> [WHAT IS REQUIRED]:
Determine how many lines of this material contain "data". Give only the number.

+ + + + +

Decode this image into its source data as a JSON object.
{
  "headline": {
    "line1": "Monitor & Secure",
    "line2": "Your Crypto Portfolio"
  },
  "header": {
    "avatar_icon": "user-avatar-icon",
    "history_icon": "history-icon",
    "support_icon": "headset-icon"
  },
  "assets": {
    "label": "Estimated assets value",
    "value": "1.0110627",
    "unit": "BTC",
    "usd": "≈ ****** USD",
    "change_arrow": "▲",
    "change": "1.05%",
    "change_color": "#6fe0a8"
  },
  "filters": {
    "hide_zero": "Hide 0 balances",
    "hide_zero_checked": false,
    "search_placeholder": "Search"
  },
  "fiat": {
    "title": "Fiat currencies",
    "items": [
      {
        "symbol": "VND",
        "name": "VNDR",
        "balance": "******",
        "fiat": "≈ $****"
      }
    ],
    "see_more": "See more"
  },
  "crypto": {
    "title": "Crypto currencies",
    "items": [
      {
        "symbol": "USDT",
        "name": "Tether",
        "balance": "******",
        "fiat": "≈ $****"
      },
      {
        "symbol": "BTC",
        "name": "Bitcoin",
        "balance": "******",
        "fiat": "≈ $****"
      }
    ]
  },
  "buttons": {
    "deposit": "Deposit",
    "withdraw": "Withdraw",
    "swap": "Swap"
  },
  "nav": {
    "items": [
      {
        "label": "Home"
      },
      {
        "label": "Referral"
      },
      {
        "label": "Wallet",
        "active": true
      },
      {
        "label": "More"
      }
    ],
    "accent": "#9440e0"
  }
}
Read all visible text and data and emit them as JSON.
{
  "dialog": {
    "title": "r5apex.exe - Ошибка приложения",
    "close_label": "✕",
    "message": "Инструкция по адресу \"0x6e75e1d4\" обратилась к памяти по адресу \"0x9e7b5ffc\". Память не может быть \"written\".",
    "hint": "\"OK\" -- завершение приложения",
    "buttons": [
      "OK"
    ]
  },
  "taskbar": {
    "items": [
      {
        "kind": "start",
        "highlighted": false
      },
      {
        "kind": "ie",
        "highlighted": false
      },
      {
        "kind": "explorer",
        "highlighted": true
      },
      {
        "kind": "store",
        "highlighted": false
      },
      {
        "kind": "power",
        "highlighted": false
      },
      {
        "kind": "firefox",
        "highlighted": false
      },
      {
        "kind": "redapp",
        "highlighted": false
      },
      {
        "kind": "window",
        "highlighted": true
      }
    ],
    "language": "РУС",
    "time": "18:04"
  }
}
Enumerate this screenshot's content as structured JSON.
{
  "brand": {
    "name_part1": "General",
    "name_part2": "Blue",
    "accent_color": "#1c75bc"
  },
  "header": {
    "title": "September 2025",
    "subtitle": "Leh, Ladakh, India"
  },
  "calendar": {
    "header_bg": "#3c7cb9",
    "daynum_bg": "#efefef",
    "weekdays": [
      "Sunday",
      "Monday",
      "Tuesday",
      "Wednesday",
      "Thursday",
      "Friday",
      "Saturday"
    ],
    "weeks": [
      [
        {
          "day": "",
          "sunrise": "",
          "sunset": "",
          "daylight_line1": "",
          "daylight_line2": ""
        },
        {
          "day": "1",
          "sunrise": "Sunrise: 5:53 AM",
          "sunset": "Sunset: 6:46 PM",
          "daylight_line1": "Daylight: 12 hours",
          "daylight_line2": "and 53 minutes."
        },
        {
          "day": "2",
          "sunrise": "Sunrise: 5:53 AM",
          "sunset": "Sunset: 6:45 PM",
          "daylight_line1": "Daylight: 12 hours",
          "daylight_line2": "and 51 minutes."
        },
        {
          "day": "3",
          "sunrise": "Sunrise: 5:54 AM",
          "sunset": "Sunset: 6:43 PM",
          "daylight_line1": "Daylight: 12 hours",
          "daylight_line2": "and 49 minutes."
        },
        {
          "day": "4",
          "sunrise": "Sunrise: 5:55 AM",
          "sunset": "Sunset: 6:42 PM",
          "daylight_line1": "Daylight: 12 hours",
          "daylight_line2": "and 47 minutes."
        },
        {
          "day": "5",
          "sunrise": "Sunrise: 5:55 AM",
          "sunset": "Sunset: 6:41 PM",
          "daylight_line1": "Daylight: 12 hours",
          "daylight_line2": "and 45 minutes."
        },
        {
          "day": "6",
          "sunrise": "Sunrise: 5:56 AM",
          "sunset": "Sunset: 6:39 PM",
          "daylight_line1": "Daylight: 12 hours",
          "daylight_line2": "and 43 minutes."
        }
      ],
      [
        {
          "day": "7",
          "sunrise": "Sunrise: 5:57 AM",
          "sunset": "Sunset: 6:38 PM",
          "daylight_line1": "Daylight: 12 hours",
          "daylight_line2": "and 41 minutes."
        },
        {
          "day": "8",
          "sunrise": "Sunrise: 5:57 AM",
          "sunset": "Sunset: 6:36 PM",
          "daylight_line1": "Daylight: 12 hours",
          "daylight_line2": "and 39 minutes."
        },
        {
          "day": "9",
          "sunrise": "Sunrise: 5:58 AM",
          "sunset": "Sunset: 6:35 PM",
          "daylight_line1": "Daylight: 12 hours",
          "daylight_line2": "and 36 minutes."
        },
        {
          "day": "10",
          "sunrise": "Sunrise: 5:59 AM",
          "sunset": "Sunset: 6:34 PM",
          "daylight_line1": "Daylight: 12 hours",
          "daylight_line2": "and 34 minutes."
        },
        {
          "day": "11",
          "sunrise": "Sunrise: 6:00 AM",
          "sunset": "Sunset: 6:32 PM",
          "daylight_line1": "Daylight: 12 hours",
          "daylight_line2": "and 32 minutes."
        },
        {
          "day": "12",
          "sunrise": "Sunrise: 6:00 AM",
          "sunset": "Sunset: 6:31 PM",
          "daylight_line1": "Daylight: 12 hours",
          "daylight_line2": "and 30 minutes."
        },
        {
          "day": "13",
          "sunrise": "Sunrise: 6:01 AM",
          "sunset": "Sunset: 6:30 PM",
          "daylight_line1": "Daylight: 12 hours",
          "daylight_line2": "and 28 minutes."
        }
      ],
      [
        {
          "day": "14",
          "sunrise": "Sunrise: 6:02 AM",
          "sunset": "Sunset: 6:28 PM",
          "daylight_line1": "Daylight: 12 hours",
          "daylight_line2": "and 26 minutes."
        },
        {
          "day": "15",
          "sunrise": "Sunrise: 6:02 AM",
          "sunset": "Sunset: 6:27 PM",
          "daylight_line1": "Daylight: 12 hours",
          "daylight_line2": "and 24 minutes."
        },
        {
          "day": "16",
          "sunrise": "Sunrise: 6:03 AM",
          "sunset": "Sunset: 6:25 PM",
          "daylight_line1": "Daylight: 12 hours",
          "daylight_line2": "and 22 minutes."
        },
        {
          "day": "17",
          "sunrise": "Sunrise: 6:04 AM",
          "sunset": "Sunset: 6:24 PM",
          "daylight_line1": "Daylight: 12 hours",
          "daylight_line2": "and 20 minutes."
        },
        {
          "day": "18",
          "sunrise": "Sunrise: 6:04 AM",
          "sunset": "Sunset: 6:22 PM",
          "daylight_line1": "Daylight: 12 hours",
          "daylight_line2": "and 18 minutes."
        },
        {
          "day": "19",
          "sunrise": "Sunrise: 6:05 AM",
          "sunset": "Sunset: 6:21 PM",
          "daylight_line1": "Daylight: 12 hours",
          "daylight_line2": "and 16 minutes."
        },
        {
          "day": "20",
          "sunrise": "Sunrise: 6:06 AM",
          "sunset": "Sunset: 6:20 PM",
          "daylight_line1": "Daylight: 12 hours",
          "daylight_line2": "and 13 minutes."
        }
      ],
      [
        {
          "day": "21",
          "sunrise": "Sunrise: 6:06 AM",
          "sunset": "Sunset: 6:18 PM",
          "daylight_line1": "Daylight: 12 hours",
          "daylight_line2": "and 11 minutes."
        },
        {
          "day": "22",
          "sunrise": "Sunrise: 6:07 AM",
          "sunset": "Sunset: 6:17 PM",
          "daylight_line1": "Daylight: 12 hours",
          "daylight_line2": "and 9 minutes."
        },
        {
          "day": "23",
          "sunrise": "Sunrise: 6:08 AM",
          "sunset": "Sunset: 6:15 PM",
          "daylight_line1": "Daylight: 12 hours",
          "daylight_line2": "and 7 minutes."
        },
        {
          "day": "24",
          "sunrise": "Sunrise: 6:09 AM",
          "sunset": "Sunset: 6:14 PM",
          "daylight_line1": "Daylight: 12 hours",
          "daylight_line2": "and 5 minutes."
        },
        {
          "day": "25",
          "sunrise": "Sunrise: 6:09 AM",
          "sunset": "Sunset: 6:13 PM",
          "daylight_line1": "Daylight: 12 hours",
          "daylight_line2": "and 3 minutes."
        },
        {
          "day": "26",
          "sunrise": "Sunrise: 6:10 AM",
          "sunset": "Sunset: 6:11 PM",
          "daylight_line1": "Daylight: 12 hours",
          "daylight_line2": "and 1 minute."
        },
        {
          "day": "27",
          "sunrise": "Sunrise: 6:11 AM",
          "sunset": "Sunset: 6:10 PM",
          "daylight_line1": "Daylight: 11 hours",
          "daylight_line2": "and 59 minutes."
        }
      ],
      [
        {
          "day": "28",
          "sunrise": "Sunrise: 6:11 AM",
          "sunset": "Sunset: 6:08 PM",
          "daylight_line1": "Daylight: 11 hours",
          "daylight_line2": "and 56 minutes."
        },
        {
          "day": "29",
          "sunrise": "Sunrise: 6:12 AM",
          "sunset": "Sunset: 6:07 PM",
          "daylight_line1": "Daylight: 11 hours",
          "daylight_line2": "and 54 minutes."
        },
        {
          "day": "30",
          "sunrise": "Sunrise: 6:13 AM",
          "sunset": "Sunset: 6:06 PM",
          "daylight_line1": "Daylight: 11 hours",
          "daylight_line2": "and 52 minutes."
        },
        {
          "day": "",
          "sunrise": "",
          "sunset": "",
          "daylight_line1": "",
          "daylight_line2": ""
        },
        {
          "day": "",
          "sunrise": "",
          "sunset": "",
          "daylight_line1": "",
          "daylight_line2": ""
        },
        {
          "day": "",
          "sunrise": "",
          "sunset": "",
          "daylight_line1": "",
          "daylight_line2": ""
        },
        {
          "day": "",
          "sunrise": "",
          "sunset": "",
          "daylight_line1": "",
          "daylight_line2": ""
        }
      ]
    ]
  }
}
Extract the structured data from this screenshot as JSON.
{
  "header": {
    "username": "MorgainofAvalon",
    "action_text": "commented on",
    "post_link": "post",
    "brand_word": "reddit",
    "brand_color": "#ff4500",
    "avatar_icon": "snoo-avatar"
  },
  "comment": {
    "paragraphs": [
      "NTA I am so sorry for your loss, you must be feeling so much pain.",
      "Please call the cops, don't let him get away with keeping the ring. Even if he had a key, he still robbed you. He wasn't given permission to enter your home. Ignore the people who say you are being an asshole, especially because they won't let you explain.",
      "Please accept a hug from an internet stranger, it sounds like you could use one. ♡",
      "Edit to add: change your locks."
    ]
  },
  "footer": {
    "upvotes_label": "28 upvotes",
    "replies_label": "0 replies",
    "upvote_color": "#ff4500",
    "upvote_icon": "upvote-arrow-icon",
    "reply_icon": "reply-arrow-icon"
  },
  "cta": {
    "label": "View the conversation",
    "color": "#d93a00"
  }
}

+ + + + +

> [EXERCISE SOLUTION]:
3